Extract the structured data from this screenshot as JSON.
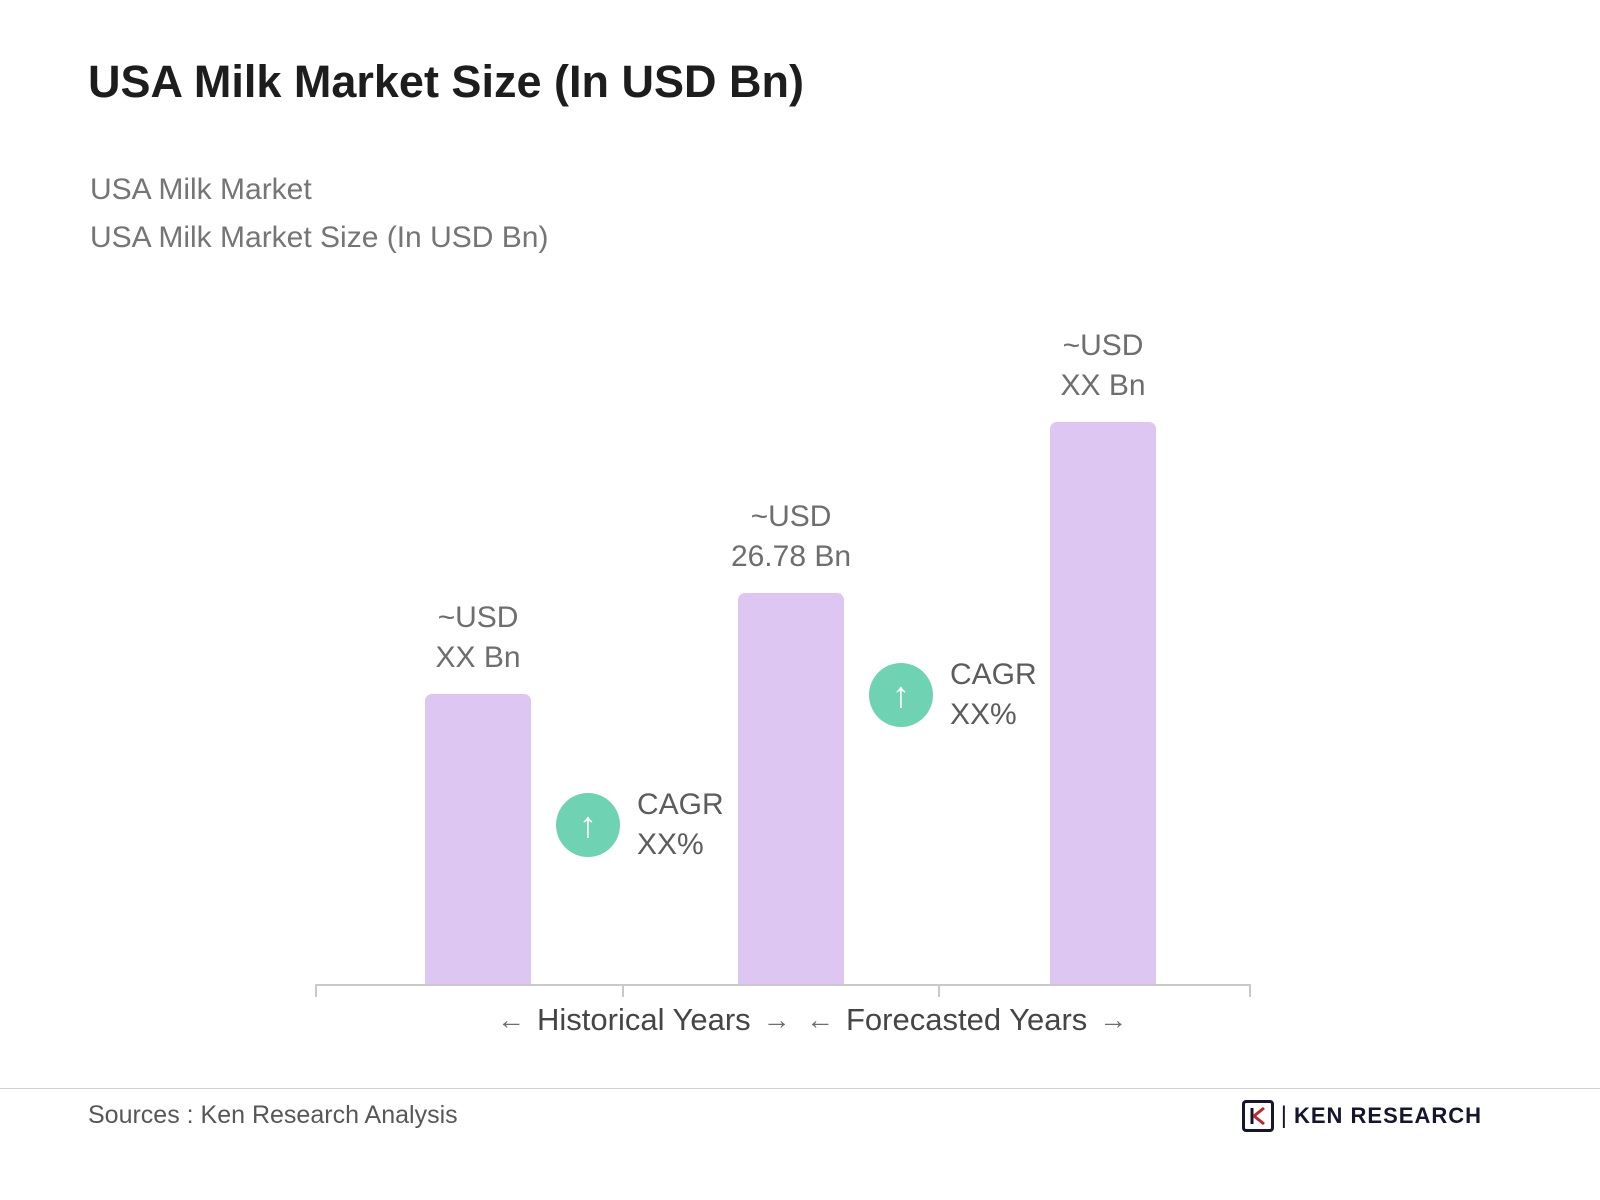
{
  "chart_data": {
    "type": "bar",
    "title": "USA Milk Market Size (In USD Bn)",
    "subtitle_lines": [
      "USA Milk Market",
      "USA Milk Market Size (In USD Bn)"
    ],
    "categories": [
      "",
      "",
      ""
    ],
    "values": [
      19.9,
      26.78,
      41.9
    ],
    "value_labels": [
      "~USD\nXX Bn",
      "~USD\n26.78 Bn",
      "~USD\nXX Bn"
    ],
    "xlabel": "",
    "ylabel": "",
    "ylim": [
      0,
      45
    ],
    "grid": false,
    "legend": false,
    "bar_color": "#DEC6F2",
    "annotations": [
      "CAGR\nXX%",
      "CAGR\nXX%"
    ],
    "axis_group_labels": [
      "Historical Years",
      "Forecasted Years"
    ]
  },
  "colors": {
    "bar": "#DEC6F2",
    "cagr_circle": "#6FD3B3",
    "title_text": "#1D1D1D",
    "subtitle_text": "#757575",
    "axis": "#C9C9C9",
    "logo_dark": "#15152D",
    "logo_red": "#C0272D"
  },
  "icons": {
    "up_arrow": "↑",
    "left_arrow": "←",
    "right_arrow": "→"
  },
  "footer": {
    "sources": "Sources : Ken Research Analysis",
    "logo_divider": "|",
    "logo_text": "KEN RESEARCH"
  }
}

-- -- --

**TASK**
Copy out the data above exactly, except the pictures.

**RESULT FOR THIS TASK**
Extract the structured data from this screenshot as JSON.
{
  "chart_data": {
    "type": "bar",
    "title": "USA Milk Market Size (In USD Bn)",
    "subtitle_lines": [
      "USA Milk Market",
      "USA Milk Market Size (In USD Bn)"
    ],
    "categories": [
      "",
      "",
      ""
    ],
    "values": [
      19.9,
      26.78,
      41.9
    ],
    "value_labels": [
      "~USD\nXX Bn",
      "~USD\n26.78 Bn",
      "~USD\nXX Bn"
    ],
    "xlabel": "",
    "ylabel": "",
    "ylim": [
      0,
      45
    ],
    "grid": false,
    "legend": false,
    "bar_color": "#DEC6F2",
    "annotations": [
      "CAGR\nXX%",
      "CAGR\nXX%"
    ],
    "axis_group_labels": [
      "Historical Years",
      "Forecasted Years"
    ]
  },
  "colors": {
    "bar": "#DEC6F2",
    "cagr_circle": "#6FD3B3",
    "title_text": "#1D1D1D",
    "subtitle_text": "#757575",
    "axis": "#C9C9C9",
    "logo_dark": "#15152D",
    "logo_red": "#C0272D"
  },
  "icons": {
    "up_arrow": "↑",
    "left_arrow": "←",
    "right_arrow": "→"
  },
  "footer": {
    "sources": "Sources : Ken Research Analysis",
    "logo_divider": "|",
    "logo_text": "KEN RESEARCH"
  }
}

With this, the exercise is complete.